**Provided entries**.
---------------
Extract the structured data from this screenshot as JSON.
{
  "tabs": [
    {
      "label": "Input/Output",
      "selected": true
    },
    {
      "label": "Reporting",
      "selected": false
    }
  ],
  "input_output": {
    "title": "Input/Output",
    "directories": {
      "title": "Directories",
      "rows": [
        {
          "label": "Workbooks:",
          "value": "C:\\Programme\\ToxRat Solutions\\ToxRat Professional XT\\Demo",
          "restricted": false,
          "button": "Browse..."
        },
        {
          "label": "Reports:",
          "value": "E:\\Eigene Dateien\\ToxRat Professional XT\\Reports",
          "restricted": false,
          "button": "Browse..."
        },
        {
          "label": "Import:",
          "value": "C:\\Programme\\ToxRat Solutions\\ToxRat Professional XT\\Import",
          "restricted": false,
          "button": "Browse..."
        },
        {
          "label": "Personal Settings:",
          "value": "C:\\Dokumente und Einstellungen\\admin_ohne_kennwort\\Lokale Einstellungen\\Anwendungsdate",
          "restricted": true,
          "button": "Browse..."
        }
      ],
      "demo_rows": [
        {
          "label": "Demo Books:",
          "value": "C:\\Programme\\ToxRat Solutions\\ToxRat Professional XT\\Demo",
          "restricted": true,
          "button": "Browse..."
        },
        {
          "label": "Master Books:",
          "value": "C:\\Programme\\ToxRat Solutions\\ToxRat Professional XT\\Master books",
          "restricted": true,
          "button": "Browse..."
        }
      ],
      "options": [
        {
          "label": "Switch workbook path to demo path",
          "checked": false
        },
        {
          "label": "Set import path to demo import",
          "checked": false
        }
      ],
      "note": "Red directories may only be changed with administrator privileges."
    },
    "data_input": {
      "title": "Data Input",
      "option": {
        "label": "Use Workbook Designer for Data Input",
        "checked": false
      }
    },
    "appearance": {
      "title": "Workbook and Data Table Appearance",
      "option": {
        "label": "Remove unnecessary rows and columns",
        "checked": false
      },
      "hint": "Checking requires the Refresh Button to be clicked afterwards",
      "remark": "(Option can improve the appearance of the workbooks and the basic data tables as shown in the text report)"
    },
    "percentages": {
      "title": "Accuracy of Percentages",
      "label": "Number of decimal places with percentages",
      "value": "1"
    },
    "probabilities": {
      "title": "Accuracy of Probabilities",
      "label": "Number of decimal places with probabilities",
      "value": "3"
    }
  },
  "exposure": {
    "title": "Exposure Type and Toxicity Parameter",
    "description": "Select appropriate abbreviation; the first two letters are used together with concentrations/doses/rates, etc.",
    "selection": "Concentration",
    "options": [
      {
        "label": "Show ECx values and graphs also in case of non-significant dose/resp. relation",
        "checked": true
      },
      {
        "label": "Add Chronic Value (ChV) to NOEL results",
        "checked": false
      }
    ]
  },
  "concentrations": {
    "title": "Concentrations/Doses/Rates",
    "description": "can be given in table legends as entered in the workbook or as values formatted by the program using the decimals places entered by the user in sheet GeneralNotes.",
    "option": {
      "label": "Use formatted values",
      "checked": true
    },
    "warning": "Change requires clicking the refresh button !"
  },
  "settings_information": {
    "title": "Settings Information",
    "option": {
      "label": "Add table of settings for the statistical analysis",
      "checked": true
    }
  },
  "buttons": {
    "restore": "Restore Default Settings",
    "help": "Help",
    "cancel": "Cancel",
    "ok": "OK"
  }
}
---------------
**Aim of the task**. Transcribe all lines as written.

**Exercise output**.
Extract the structured data from this screenshot as JSON.
{
  "tabs": [
    {
      "label": "Input/Output",
      "selected": true
    },
    {
      "label": "Reporting",
      "selected": false
    }
  ],
  "input_output": {
    "title": "Input/Output",
    "directories": {
      "title": "Directories",
      "rows": [
        {
          "label": "Workbooks:",
          "value": "C:\\Programme\\ToxRat Solutions\\ToxRat Professional XT\\Demo",
          "restricted": false,
          "button": "Browse..."
        },
        {
          "label": "Reports:",
          "value": "E:\\Eigene Dateien\\ToxRat Professional XT\\Reports",
          "restricted": false,
          "button": "Browse..."
        },
        {
          "label": "Import:",
          "value": "C:\\Programme\\ToxRat Solutions\\ToxRat Professional XT\\Import",
          "restricted": false,
          "button": "Browse..."
        },
        {
          "label": "Personal Settings:",
          "value": "C:\\Dokumente und Einstellungen\\admin_ohne_kennwort\\Lokale Einstellungen\\Anwendungsdate",
          "restricted": true,
          "button": "Browse..."
        }
      ],
      "demo_rows": [
        {
          "label": "Demo Books:",
          "value": "C:\\Programme\\ToxRat Solutions\\ToxRat Professional XT\\Demo",
          "restricted": true,
          "button": "Browse..."
        },
        {
          "label": "Master Books:",
          "value": "C:\\Programme\\ToxRat Solutions\\ToxRat Professional XT\\Master books",
          "restricted": true,
          "button": "Browse..."
        }
      ],
      "options": [
        {
          "label": "Switch workbook path to demo path",
          "checked": false
        },
        {
          "label": "Set import path to demo import",
          "checked": false
        }
      ],
      "note": "Red directories may only be changed with administrator privileges."
    },
    "data_input": {
      "title": "Data Input",
      "option": {
        "label": "Use Workbook Designer for Data Input",
        "checked": false
      }
    },
    "appearance": {
      "title": "Workbook and Data Table Appearance",
      "option": {
        "label": "Remove unnecessary rows and columns",
        "checked": false
      },
      "hint": "Checking requires the Refresh Button to be clicked afterwards",
      "remark": "(Option can improve the appearance of the workbooks and the basic data tables as shown in the text report)"
    },
    "percentages": {
      "title": "Accuracy of Percentages",
      "label": "Number of decimal places with percentages",
      "value": "1"
    },
    "probabilities": {
      "title": "Accuracy of Probabilities",
      "label": "Number of decimal places with probabilities",
      "value": "3"
    }
  },
  "exposure": {
    "title": "Exposure Type and Toxicity Parameter",
    "description": "Select appropriate abbreviation; the first two letters are used together with concentrations/doses/rates, etc.",
    "selection": "Concentration",
    "options": [
      {
        "label": "Show ECx values and graphs also in case of non-significant dose/resp. relation",
        "checked": true
      },
      {
        "label": "Add Chronic Value (ChV) to NOEL results",
        "checked": false
      }
    ]
  },
  "concentrations": {
    "title": "Concentrations/Doses/Rates",
    "description": "can be given in table legends as entered in the workbook or as values formatted by the program using the decimals places entered by the user in sheet GeneralNotes.",
    "option": {
      "label": "Use formatted values",
      "checked": true
    },
    "warning": "Change requires clicking the refresh button !"
  },
  "settings_information": {
    "title": "Settings Information",
    "option": {
      "label": "Add table of settings for the statistical analysis",
      "checked": true
    }
  },
  "buttons": {
    "restore": "Restore Default Settings",
    "help": "Help",
    "cancel": "Cancel",
    "ok": "OK"
  }
}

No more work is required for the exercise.